* **INFORMATION PROVIDED**

━━━━━━━━━━

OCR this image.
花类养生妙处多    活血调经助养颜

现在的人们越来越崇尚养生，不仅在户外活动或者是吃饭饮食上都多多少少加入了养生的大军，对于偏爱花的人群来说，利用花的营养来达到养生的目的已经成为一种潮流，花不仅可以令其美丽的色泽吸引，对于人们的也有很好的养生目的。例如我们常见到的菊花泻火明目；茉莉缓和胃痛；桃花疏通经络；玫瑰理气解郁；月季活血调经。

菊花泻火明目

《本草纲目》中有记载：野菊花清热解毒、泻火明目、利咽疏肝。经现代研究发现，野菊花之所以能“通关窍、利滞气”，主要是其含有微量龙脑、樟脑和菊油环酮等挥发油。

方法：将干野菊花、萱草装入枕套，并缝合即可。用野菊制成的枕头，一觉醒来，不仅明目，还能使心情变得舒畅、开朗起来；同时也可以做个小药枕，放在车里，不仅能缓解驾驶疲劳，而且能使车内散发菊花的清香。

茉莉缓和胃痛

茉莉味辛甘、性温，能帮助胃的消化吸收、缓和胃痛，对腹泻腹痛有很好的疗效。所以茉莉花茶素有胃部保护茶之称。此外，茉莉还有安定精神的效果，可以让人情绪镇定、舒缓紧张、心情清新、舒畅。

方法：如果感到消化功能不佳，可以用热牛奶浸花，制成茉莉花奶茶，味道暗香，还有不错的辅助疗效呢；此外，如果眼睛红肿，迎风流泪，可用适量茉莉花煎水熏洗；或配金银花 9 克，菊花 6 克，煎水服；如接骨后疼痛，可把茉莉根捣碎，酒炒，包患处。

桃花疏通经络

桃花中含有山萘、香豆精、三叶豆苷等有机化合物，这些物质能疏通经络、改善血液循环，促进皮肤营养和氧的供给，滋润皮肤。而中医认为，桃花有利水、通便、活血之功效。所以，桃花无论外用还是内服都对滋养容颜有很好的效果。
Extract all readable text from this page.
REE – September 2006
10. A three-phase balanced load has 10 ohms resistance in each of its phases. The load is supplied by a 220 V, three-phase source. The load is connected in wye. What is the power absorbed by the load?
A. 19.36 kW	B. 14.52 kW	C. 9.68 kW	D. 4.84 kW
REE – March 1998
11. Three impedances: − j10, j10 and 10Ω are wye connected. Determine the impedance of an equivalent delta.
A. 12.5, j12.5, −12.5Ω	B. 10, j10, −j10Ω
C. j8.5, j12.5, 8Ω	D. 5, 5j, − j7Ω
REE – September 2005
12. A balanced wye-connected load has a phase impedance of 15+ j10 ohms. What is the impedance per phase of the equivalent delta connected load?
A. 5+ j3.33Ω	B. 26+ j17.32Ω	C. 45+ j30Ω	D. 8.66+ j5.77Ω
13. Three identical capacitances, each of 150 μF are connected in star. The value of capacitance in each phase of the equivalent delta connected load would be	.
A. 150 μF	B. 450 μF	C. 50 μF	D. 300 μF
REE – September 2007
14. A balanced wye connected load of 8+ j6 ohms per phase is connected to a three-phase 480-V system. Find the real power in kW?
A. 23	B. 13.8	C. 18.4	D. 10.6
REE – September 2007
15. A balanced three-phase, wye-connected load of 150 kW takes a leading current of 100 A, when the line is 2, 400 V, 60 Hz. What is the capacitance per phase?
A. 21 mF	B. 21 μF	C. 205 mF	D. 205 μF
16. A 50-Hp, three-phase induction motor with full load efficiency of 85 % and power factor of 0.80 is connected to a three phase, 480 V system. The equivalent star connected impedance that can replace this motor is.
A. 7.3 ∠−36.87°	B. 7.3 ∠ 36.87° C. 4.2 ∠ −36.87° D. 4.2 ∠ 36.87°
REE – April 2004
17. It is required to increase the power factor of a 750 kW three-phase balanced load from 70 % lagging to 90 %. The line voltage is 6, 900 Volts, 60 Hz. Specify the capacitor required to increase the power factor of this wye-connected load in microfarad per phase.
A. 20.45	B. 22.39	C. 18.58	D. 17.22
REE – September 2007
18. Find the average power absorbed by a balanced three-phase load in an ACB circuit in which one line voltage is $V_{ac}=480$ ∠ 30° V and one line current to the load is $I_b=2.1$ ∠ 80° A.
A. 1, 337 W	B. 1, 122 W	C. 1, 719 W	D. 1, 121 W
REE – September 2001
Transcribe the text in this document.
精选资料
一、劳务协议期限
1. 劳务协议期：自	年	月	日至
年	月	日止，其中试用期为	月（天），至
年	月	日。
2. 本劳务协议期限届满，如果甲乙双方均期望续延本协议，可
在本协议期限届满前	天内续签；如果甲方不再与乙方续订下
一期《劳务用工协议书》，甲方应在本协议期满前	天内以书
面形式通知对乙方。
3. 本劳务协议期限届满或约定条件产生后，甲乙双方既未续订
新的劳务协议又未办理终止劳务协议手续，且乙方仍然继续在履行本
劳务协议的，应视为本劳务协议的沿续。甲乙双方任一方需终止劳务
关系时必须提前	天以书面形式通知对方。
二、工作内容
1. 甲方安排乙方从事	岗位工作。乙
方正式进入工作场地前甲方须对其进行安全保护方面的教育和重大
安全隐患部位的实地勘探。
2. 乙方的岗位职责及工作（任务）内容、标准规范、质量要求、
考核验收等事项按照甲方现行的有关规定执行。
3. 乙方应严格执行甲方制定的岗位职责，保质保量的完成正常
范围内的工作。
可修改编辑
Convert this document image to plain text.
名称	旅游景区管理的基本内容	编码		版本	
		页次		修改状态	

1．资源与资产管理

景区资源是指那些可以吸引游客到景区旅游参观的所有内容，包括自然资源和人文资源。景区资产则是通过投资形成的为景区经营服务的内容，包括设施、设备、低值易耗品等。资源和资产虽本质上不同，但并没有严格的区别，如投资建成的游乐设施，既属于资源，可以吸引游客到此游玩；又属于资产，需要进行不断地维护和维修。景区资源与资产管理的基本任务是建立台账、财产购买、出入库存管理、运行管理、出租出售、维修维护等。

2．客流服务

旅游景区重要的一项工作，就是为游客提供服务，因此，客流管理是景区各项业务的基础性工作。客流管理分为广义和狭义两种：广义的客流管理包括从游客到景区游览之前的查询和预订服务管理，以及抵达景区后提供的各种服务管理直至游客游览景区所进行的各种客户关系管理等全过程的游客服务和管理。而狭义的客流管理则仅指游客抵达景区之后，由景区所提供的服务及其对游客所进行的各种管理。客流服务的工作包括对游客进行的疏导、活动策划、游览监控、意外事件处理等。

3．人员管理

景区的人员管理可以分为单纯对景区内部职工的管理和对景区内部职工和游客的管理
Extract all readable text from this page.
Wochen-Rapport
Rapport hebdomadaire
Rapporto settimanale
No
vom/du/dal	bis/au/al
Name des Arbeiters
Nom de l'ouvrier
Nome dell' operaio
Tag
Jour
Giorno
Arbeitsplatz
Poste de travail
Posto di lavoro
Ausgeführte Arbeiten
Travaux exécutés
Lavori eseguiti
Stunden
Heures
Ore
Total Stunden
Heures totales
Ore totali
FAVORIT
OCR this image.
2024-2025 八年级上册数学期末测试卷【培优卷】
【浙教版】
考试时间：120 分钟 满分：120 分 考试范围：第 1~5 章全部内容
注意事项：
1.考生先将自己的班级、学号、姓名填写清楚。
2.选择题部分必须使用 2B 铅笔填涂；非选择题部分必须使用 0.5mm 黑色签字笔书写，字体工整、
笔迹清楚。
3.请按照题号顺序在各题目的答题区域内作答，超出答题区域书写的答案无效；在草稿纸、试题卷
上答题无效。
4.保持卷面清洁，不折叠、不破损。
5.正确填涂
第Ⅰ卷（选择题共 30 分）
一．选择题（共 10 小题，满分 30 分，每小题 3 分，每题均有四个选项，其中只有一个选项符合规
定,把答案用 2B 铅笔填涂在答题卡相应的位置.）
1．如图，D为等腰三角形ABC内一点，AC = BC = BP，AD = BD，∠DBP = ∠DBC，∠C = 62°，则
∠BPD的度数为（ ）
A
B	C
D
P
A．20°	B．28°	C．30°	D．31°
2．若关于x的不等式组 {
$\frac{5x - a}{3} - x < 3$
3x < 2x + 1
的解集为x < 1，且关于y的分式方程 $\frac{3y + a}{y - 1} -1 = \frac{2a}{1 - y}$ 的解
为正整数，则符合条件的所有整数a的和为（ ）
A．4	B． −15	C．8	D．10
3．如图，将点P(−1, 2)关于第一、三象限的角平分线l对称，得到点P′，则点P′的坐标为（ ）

━━━━━━━━━━

* **GIVEN PROBLEM**
Note how many lines in the material hold the word "current", and give that number with nothing added.

* **SOLUTION TO THIS TASK**
2